Copy out all the entries exactly.

[START OF INPUT]

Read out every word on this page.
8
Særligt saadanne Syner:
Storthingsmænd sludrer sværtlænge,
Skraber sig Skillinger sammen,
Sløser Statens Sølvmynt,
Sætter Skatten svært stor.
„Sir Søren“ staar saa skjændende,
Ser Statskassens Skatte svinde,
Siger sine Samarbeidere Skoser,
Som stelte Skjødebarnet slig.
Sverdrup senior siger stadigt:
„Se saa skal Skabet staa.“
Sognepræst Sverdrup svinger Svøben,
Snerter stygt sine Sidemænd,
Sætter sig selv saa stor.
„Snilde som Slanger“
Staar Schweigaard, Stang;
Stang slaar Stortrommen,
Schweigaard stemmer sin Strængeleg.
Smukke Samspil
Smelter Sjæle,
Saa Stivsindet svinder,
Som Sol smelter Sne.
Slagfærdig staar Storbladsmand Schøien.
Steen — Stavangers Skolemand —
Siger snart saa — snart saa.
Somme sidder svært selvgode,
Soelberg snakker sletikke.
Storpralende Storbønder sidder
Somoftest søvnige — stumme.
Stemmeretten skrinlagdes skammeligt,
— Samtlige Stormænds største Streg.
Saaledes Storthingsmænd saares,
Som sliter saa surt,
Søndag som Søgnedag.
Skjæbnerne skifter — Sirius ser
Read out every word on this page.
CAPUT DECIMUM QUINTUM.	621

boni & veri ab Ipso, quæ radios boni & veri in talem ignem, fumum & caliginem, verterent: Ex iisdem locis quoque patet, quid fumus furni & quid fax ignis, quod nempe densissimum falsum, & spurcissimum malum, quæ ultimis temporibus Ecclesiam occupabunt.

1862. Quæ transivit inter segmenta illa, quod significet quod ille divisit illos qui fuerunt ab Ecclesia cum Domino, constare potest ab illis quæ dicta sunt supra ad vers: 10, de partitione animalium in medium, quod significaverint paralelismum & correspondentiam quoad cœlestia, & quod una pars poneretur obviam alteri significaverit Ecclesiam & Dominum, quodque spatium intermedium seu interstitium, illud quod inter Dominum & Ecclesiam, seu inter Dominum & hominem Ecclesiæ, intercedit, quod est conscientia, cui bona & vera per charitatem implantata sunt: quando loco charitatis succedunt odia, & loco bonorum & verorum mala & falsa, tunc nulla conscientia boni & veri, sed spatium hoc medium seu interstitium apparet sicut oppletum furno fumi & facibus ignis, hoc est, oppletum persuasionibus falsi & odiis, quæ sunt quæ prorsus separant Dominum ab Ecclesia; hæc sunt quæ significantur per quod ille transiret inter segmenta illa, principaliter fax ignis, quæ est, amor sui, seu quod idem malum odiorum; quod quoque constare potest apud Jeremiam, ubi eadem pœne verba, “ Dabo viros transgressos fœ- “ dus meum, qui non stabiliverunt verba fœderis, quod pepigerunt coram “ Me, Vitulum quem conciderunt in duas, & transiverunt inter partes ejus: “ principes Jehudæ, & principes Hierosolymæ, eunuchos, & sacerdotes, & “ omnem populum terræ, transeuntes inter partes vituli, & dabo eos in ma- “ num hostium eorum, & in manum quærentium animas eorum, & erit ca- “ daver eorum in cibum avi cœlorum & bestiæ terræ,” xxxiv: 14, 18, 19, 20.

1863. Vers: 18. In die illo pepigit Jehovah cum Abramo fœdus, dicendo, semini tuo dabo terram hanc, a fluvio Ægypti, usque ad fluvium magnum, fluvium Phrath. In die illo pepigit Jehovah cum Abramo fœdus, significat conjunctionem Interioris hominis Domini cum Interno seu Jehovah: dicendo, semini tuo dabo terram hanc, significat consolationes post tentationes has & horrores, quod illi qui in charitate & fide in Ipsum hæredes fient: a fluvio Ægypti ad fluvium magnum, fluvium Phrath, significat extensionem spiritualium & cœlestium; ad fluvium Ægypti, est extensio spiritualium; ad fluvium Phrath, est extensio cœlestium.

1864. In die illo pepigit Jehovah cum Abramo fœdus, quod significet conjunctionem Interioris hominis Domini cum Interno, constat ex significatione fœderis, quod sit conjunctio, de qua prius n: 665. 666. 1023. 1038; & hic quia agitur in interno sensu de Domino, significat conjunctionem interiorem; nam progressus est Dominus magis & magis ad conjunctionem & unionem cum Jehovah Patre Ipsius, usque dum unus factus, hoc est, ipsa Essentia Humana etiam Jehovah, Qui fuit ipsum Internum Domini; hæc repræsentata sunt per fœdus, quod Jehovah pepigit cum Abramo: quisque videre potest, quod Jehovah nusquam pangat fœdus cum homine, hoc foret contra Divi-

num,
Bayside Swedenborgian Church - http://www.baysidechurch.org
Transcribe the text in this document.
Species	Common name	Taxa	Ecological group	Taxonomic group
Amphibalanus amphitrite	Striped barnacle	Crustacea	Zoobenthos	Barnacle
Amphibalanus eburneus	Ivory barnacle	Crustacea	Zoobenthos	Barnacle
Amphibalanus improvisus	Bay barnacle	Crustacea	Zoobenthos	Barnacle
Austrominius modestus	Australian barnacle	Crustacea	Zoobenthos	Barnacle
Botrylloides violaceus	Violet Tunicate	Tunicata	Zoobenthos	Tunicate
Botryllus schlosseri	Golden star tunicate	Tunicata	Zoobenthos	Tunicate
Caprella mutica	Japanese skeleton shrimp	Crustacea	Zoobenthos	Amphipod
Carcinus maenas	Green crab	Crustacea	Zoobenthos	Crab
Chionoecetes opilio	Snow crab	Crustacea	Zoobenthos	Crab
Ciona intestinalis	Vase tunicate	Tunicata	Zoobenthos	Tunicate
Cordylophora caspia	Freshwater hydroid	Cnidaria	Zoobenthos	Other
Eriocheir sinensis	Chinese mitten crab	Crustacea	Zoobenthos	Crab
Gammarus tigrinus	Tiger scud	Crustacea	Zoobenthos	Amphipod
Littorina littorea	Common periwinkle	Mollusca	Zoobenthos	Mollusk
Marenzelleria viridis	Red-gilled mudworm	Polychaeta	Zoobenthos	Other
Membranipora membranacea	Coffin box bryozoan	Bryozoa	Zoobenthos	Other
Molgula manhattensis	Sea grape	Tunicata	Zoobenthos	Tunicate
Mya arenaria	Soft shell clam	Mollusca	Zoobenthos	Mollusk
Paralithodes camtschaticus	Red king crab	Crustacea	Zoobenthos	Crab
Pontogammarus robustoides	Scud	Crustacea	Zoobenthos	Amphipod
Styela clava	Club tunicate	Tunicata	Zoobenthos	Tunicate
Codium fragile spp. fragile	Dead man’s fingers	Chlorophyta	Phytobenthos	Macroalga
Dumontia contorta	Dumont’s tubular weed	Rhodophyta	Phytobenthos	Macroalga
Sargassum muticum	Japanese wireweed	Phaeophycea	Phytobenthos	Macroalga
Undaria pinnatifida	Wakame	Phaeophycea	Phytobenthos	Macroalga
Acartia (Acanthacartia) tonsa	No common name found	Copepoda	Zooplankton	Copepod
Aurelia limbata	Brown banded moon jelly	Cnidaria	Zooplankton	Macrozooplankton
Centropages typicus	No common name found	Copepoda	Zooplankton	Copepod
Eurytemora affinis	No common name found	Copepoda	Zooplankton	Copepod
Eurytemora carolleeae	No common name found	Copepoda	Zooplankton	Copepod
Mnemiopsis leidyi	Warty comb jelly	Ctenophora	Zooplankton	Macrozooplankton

[END OF INPUT]

▶ [PROBLEM SOLUTION]
Read out every word on this page.
8
Særligt saadanne Syner:
Storthingsmænd sludrer sværtlænge,
Skraber sig Skillinger sammen,
Sløser Statens Sølvmynt,
Sætter Skatten svært stor.
„Sir Søren“ staar saa skjændende,
Ser Statskassens Skatte svinde,
Siger sine Samarbeidere Skoser,
Som stelte Skjødebarnet slig.
Sverdrup senior siger stadigt:
„Se saa skal Skabet staa.“
Sognepræst Sverdrup svinger Svøben,
Snerter stygt sine Sidemænd,
Sætter sig selv saa stor.
„Snilde som Slanger“
Staar Schweigaard, Stang;
Stang slaar Stortrommen,
Schweigaard stemmer sin Strængeleg.
Smukke Samspil
Smelter Sjæle,
Saa Stivsindet svinder,
Som Sol smelter Sne.
Slagfærdig staar Storbladsmand Schøien.
Steen — Stavangers Skolemand —
Siger snart saa — snart saa.
Somme sidder svært selvgode,
Soelberg snakker sletikke.
Storpralende Storbønder sidder
Somoftest søvnige — stumme.
Stemmeretten skrinlagdes skammeligt,
— Samtlige Stormænds største Streg.
Saaledes Storthingsmænd saares,
Som sliter saa surt,
Søndag som Søgnedag.
Skjæbnerne skifter — Sirius ser
Read out every word on this page.
CAPUT DECIMUM QUINTUM.	621

boni & veri ab Ipso, quæ radios boni & veri in talem ignem, fumum & caliginem, verterent: Ex iisdem locis quoque patet, quid fumus furni & quid fax ignis, quod nempe densissimum falsum, & spurcissimum malum, quæ ultimis temporibus Ecclesiam occupabunt.

1862. Quæ transivit inter segmenta illa, quod significet quod ille divisit illos qui fuerunt ab Ecclesia cum Domino, constare potest ab illis quæ dicta sunt supra ad vers: 10, de partitione animalium in medium, quod significaverint paralelismum & correspondentiam quoad cœlestia, & quod una pars poneretur obviam alteri significaverit Ecclesiam & Dominum, quodque spatium intermedium seu interstitium, illud quod inter Dominum & Ecclesiam, seu inter Dominum & hominem Ecclesiæ, intercedit, quod est conscientia, cui bona & vera per charitatem implantata sunt: quando loco charitatis succedunt odia, & loco bonorum & verorum mala & falsa, tunc nulla conscientia boni & veri, sed spatium hoc medium seu interstitium apparet sicut oppletum furno fumi & facibus ignis, hoc est, oppletum persuasionibus falsi & odiis, quæ sunt quæ prorsus separant Dominum ab Ecclesia; hæc sunt quæ significantur per quod ille transiret inter segmenta illa, principaliter fax ignis, quæ est, amor sui, seu quod idem malum odiorum; quod quoque constare potest apud Jeremiam, ubi eadem pœne verba, “ Dabo viros transgressos fœ- “ dus meum, qui non stabiliverunt verba fœderis, quod pepigerunt coram “ Me, Vitulum quem conciderunt in duas, & transiverunt inter partes ejus: “ principes Jehudæ, & principes Hierosolymæ, eunuchos, & sacerdotes, & “ omnem populum terræ, transeuntes inter partes vituli, & dabo eos in ma- “ num hostium eorum, & in manum quærentium animas eorum, & erit ca- “ daver eorum in cibum avi cœlorum & bestiæ terræ,” xxxiv: 14, 18, 19, 20.

1863. Vers: 18. In die illo pepigit Jehovah cum Abramo fœdus, dicendo, semini tuo dabo terram hanc, a fluvio Ægypti, usque ad fluvium magnum, fluvium Phrath. In die illo pepigit Jehovah cum Abramo fœdus, significat conjunctionem Interioris hominis Domini cum Interno seu Jehovah: dicendo, semini tuo dabo terram hanc, significat consolationes post tentationes has & horrores, quod illi qui in charitate & fide in Ipsum hæredes fient: a fluvio Ægypti ad fluvium magnum, fluvium Phrath, significat extensionem spiritualium & cœlestium; ad fluvium Ægypti, est extensio spiritualium; ad fluvium Phrath, est extensio cœlestium.

1864. In die illo pepigit Jehovah cum Abramo fœdus, quod significet conjunctionem Interioris hominis Domini cum Interno, constat ex significatione fœderis, quod sit conjunctio, de qua prius n: 665. 666. 1023. 1038; & hic quia agitur in interno sensu de Domino, significat conjunctionem interiorem; nam progressus est Dominus magis & magis ad conjunctionem & unionem cum Jehovah Patre Ipsius, usque dum unus factus, hoc est, ipsa Essentia Humana etiam Jehovah, Qui fuit ipsum Internum Domini; hæc repræsentata sunt per fœdus, quod Jehovah pepigit cum Abramo: quisque videre potest, quod Jehovah nusquam pangat fœdus cum homine, hoc foret contra Divi-

num,
Bayside Swedenborgian Church - http://www.baysidechurch.org
Transcribe the text in this document.
Species	Common name	Taxa	Ecological group	Taxonomic group
Amphibalanus amphitrite	Striped barnacle	Crustacea	Zoobenthos	Barnacle
Amphibalanus eburneus	Ivory barnacle	Crustacea	Zoobenthos	Barnacle
Amphibalanus improvisus	Bay barnacle	Crustacea	Zoobenthos	Barnacle
Austrominius modestus	Australian barnacle	Crustacea	Zoobenthos	Barnacle
Botrylloides violaceus	Violet Tunicate	Tunicata	Zoobenthos	Tunicate
Botryllus schlosseri	Golden star tunicate	Tunicata	Zoobenthos	Tunicate
Caprella mutica	Japanese skeleton shrimp	Crustacea	Zoobenthos	Amphipod
Carcinus maenas	Green crab	Crustacea	Zoobenthos	Crab
Chionoecetes opilio	Snow crab	Crustacea	Zoobenthos	Crab
Ciona intestinalis	Vase tunicate	Tunicata	Zoobenthos	Tunicate
Cordylophora caspia	Freshwater hydroid	Cnidaria	Zoobenthos	Other
Eriocheir sinensis	Chinese mitten crab	Crustacea	Zoobenthos	Crab
Gammarus tigrinus	Tiger scud	Crustacea	Zoobenthos	Amphipod
Littorina littorea	Common periwinkle	Mollusca	Zoobenthos	Mollusk
Marenzelleria viridis	Red-gilled mudworm	Polychaeta	Zoobenthos	Other
Membranipora membranacea	Coffin box bryozoan	Bryozoa	Zoobenthos	Other
Molgula manhattensis	Sea grape	Tunicata	Zoobenthos	Tunicate
Mya arenaria	Soft shell clam	Mollusca	Zoobenthos	Mollusk
Paralithodes camtschaticus	Red king crab	Crustacea	Zoobenthos	Crab
Pontogammarus robustoides	Scud	Crustacea	Zoobenthos	Amphipod
Styela clava	Club tunicate	Tunicata	Zoobenthos	Tunicate
Codium fragile spp. fragile	Dead man’s fingers	Chlorophyta	Phytobenthos	Macroalga
Dumontia contorta	Dumont’s tubular weed	Rhodophyta	Phytobenthos	Macroalga
Sargassum muticum	Japanese wireweed	Phaeophycea	Phytobenthos	Macroalga
Undaria pinnatifida	Wakame	Phaeophycea	Phytobenthos	Macroalga
Acartia (Acanthacartia) tonsa	No common name found	Copepoda	Zooplankton	Copepod
Aurelia limbata	Brown banded moon jelly	Cnidaria	Zooplankton	Macrozooplankton
Centropages typicus	No common name found	Copepoda	Zooplankton	Copepod
Eurytemora affinis	No common name found	Copepoda	Zooplankton	Copepod
Eurytemora carolleeae	No common name found	Copepoda	Zooplankton	Copepod
Mnemiopsis leidyi	Warty comb jelly	Ctenophora	Zooplankton	Macrozooplankton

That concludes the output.